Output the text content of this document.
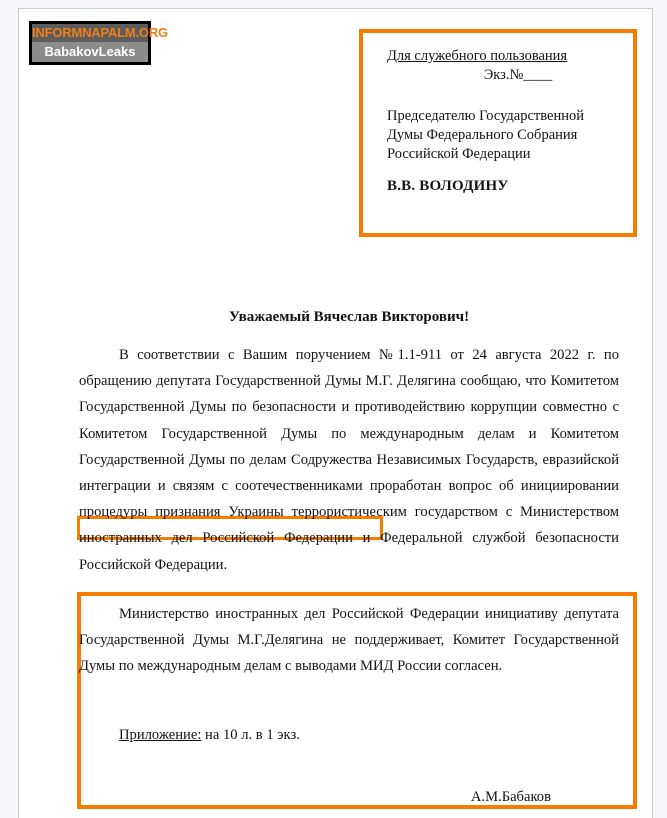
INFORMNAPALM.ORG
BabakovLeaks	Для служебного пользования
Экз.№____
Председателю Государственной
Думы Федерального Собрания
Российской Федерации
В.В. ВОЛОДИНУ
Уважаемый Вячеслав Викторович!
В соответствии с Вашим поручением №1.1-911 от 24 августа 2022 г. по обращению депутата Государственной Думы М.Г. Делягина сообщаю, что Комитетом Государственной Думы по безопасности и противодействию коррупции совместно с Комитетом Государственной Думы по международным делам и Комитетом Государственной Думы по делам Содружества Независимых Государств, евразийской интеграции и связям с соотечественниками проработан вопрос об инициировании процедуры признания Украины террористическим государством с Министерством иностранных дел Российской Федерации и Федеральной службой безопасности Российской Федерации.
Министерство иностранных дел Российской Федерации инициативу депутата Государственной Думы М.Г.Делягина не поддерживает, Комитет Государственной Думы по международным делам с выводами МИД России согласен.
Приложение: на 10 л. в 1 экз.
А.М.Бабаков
==
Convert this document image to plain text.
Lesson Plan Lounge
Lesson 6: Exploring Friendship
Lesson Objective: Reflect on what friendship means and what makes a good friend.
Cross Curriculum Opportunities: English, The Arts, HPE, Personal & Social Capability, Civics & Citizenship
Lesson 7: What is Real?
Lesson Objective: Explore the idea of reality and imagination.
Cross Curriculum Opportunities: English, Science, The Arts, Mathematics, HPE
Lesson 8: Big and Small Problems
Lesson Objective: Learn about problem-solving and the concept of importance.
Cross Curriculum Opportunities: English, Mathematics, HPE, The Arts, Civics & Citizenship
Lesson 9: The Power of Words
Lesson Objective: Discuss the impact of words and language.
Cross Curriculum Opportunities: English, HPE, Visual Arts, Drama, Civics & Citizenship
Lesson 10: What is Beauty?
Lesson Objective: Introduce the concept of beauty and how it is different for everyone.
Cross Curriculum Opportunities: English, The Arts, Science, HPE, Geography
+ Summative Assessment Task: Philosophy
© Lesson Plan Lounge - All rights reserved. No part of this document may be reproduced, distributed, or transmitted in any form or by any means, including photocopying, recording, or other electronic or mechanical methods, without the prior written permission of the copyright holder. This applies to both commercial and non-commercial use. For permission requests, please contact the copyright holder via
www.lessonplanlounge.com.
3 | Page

▶ **Problem to solve**:
Which lines hold the word "Citizenship"? Return all of them from the records above.

▶ **Answer to this problem**:
Cross Curriculum Opportunities: English, The Arts, HPE, Personal & Social Capability, Civics & Citizenship
Cross Curriculum Opportunities: English, Mathematics, HPE, The Arts, Civics & Citizenship
Cross Curriculum Opportunities: English, HPE, Visual Arts, Drama, Civics & Citizenship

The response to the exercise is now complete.